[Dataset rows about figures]
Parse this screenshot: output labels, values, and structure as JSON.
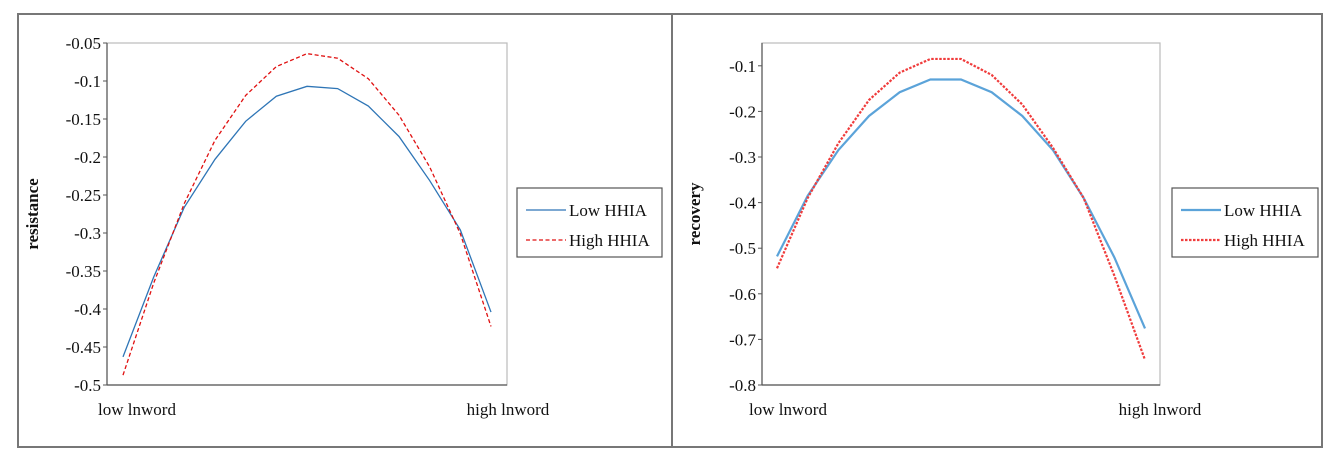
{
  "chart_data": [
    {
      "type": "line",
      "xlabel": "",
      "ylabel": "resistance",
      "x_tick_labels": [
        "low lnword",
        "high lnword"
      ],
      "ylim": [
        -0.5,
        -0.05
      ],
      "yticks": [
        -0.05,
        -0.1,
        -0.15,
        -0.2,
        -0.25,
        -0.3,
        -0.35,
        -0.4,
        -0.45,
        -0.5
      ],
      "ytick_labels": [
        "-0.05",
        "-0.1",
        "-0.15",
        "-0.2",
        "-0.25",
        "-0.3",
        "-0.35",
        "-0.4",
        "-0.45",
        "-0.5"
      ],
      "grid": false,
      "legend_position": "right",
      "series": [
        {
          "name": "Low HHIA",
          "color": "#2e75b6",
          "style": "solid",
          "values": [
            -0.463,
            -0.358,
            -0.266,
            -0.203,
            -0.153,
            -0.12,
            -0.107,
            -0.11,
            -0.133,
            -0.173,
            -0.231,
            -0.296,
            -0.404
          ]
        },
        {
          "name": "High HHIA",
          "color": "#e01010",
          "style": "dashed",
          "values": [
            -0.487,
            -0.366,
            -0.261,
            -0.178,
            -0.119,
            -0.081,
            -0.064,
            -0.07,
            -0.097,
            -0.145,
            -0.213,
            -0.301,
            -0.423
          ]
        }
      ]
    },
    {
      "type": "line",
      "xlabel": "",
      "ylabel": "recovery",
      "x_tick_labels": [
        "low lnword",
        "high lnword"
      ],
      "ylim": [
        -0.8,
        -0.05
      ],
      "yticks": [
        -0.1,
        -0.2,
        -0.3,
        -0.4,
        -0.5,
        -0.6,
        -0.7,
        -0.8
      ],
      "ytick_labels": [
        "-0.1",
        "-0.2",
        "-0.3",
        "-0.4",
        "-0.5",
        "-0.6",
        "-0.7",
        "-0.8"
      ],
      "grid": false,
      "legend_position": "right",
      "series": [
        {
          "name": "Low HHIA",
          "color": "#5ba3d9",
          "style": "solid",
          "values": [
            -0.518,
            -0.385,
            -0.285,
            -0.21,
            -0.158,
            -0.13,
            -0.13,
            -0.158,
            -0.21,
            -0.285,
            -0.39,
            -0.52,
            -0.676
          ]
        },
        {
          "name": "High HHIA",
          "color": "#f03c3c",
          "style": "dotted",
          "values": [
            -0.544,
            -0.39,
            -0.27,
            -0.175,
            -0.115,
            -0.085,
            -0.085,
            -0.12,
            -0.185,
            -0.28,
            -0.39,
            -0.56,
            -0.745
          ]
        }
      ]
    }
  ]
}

_What is expected_:
Skip the images and write out the rest of the listing exactly.

_Problem solution_:
Parse this screenshot: output labels, values, and structure as JSON.
{
  "chart_data": [
    {
      "type": "line",
      "xlabel": "",
      "ylabel": "resistance",
      "x_tick_labels": [
        "low lnword",
        "high lnword"
      ],
      "ylim": [
        -0.5,
        -0.05
      ],
      "yticks": [
        -0.05,
        -0.1,
        -0.15,
        -0.2,
        -0.25,
        -0.3,
        -0.35,
        -0.4,
        -0.45,
        -0.5
      ],
      "ytick_labels": [
        "-0.05",
        "-0.1",
        "-0.15",
        "-0.2",
        "-0.25",
        "-0.3",
        "-0.35",
        "-0.4",
        "-0.45",
        "-0.5"
      ],
      "grid": false,
      "legend_position": "right",
      "series": [
        {
          "name": "Low HHIA",
          "color": "#2e75b6",
          "style": "solid",
          "values": [
            -0.463,
            -0.358,
            -0.266,
            -0.203,
            -0.153,
            -0.12,
            -0.107,
            -0.11,
            -0.133,
            -0.173,
            -0.231,
            -0.296,
            -0.404
          ]
        },
        {
          "name": "High HHIA",
          "color": "#e01010",
          "style": "dashed",
          "values": [
            -0.487,
            -0.366,
            -0.261,
            -0.178,
            -0.119,
            -0.081,
            -0.064,
            -0.07,
            -0.097,
            -0.145,
            -0.213,
            -0.301,
            -0.423
          ]
        }
      ]
    },
    {
      "type": "line",
      "xlabel": "",
      "ylabel": "recovery",
      "x_tick_labels": [
        "low lnword",
        "high lnword"
      ],
      "ylim": [
        -0.8,
        -0.05
      ],
      "yticks": [
        -0.1,
        -0.2,
        -0.3,
        -0.4,
        -0.5,
        -0.6,
        -0.7,
        -0.8
      ],
      "ytick_labels": [
        "-0.1",
        "-0.2",
        "-0.3",
        "-0.4",
        "-0.5",
        "-0.6",
        "-0.7",
        "-0.8"
      ],
      "grid": false,
      "legend_position": "right",
      "series": [
        {
          "name": "Low HHIA",
          "color": "#5ba3d9",
          "style": "solid",
          "values": [
            -0.518,
            -0.385,
            -0.285,
            -0.21,
            -0.158,
            -0.13,
            -0.13,
            -0.158,
            -0.21,
            -0.285,
            -0.39,
            -0.52,
            -0.676
          ]
        },
        {
          "name": "High HHIA",
          "color": "#f03c3c",
          "style": "dotted",
          "values": [
            -0.544,
            -0.39,
            -0.27,
            -0.175,
            -0.115,
            -0.085,
            -0.085,
            -0.12,
            -0.185,
            -0.28,
            -0.39,
            -0.56,
            -0.745
          ]
        }
      ]
    }
  ]
}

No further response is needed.